:: Questions ::
1. Rewrite the football diary between "Patience. @DeshaunWatson sets" and "done scoring touchdowns.", inclusive, replacing "spatula" with "wooden spoon".
2. According to the football diary, how many yards did the Seahawks cover on their game-winning drive, and in how many plays?

:: Source document ::
○ ○ ○ ○ ○
LATE GAMES, SECOND HALF
— Can I cut the bullshit for a second? I do not want to be a Seahawks fan narrating play-by-play for the game of the year that the Seahawks end up winning. That would be very fun to do for our Seahawks blog, but that’s more hollerin’ than I’d feel good about for this here national site.
From a slightly more objective viewpoint, I want to point out that the highlight package from this game is MORE THAN 12 MINUTES LONG. I’m going to embed the video even though the NFL usually blocks it from being played on any site but YouTube. That’s how good it is.
youtube
OK, back to diary mode. I promise: Minimal fist-pumping from here on out.
— After a sack pushes the Texans out of field goal range, Watson faces 3rd and 14. All he does is calmly avoid pressure, set up his downfield blocking (RIP Justin Coleman), and get just enough for the first down.
Patience. @DeshaunWatson sets up his blocking, rushes for first down. #Texans http://pic.twitter.com/lpLeEzEcnx
— NFL (@NFL) October 29, 2017
The Texans kick a field goal and retake the lead.
— The pot roast sauce is boiling, and my wife is busy giving our daughter a bath. I bring it down to a simmer, add a butter/flour mixture to thicken the sauce, and remove the scorched wood-handled spatula from its proximity to the burner. Man, a kitchen fire would have really spiced the end of this column up, huh?
— The Seahawks TWICE have to settle for field goals despite having the ball inside the Texans’ 5-yard line, and even though they have their first lead of the day, it feels like a missed opportunity. There’s no chance the Texans are done scoring touchdowns.
— Washington loses a fumble, and somewhere while I was paying attention to the better game, the Cowboys seized control of this game. With a better line and a better running game, the away team looks unlikely to cede the lead.
When the camera cuts to the sidelines, everyone looks miserable. And I don’t just mean the home team, I mean EVERYONE: the players, the fans, the camera operators, the refs. It’s SO MUCH rain. Playing sports in the rain can be fun, but I can’t imagine watching it for three hours while standing in a deluge. Not without Wellingtons, dry-fit winter socks, and three Camelbaks of whiskey and hot cider.
— I’ve been pausing RedZone on and off so I can help with the kids’ bedtime routine — bath time, pajamas, brushing teeth, etc. By the time they go to bed, the Cowboys are up by ten with a quarter to play, and there are 11 minutes left in the Texans-Seahawks game.
Rather than go haymaker-by-haymaker, I’m going to add up the numbers: In the final 11 minutes of that game, there are five plays of 34 yards or more, four touchdowns, and two interceptions. That’s half a season for the Browns!
— The pot roast is pretty good, by the way. Our entire apartment smells like red wine and red meat. Probably not worth the cost or the effort (in other words, a typical Ina Garten recipe), but this will be the foundation of three meals for us this week. Pre-made meals are the cornerstone of a good marriage when you have kids.
— Trailing by four, the Seahawks have 1:39 and no timeouts to get a touchdown. They go 80 yards in three plays. Paul Richardson goes up and steals a 48-yard bomb, Tyler Lockett snags a 19-yarder, and Jimmy Graham goes uncovered on the game-winning score. As a wildly cynical Seahawks fan, I am agog at the ease and speed with which they pull it off; I barely had time to worry about failure before they took the lead.
The defense does much the same thing: With two timeouts and 21 seconds, a game-tying field goal isn’t out of the question for the Texans -- it might even be an easy assumption given this game. But Frank Clark sacks Watson on first down, and Richard Sherman’s second pick ends the game. What an absolutely incredible game.
Two of the best in the game. #Seahawks #Texans http://pic.twitter.com/hlQx2dzYci
— NFL (@NFL) October 29, 2017
— It has come to my attention that I started Dak Prescott over Russell Wilson in fantasy football. WHOOPS.
○ ○ ○ ○ ○
:: Given data ::
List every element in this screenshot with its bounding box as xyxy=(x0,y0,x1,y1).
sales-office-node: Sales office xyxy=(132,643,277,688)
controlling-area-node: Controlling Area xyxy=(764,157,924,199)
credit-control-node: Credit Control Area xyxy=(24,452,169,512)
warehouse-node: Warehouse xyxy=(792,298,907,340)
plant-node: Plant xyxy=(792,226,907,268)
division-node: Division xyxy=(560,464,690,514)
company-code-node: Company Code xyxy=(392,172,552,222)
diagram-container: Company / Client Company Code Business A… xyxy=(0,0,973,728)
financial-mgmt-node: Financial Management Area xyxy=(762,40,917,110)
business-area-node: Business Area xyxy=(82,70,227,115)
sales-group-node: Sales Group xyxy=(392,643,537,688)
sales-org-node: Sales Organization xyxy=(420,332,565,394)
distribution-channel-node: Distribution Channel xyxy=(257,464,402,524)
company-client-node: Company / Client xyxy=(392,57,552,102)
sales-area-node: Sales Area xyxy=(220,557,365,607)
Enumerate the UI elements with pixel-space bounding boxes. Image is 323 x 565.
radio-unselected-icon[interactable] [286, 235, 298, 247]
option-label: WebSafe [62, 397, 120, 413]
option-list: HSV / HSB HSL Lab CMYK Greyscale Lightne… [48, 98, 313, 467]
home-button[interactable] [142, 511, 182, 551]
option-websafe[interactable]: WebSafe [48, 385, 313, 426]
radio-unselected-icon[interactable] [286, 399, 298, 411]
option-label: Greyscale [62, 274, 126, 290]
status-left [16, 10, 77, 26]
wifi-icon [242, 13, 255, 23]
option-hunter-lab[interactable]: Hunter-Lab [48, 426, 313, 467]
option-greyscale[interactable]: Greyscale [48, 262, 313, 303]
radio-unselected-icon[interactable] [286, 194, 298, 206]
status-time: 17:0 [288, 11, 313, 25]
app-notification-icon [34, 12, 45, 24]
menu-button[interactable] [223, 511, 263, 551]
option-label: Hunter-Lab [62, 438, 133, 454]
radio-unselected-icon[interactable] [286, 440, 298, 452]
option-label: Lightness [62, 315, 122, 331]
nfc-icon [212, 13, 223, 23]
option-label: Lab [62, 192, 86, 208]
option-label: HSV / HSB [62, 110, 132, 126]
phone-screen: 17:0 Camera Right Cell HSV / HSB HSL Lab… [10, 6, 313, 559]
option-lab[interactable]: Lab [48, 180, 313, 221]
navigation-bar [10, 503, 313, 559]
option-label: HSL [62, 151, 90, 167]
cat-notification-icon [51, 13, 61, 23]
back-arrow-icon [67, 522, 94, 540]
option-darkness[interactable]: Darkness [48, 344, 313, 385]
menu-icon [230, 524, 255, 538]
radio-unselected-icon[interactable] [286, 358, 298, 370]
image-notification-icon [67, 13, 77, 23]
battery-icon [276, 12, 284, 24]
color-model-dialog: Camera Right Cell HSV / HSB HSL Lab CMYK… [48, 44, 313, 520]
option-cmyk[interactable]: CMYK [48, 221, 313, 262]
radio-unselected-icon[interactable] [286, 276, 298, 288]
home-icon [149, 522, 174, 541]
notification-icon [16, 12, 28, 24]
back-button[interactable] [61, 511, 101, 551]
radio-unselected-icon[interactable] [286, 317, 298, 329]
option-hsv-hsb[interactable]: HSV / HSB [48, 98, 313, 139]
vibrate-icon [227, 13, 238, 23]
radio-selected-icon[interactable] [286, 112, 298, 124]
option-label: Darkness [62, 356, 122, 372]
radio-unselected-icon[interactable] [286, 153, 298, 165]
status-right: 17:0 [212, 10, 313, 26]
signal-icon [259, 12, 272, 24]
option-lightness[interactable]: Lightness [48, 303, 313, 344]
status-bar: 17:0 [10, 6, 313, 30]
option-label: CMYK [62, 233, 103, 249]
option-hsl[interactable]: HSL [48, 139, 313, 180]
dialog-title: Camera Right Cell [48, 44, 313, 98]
○ ○ ○ ○ ○
:: Solution set ::
1.
Patience. @DeshaunWatson sets up his blocking, rushes for first down. #Texans http://pic.twitter.com/lpLeEzEcnx
— NFL (@NFL) October 29, 2017
The Texans kick a field goal and retake the lead.
— The pot roast sauce is boiling, and my wife is busy giving our daughter a bath. I bring it down to a simmer, add a butter/flour mixture to thicken the sauce, and remove the scorched wood-handled wooden spoon from its proximity to the burner. Man, a kitchen fire would have really spiced the end of this column up, huh?
— The Seahawks TWICE have to settle for field goals despite having the ball inside the Texans’ 5-yard line, and even though they have their first lead of the day, it feels like a missed opportunity. There’s no chance the Texans are done scoring touchdowns.

2. They went 80 yards in three plays.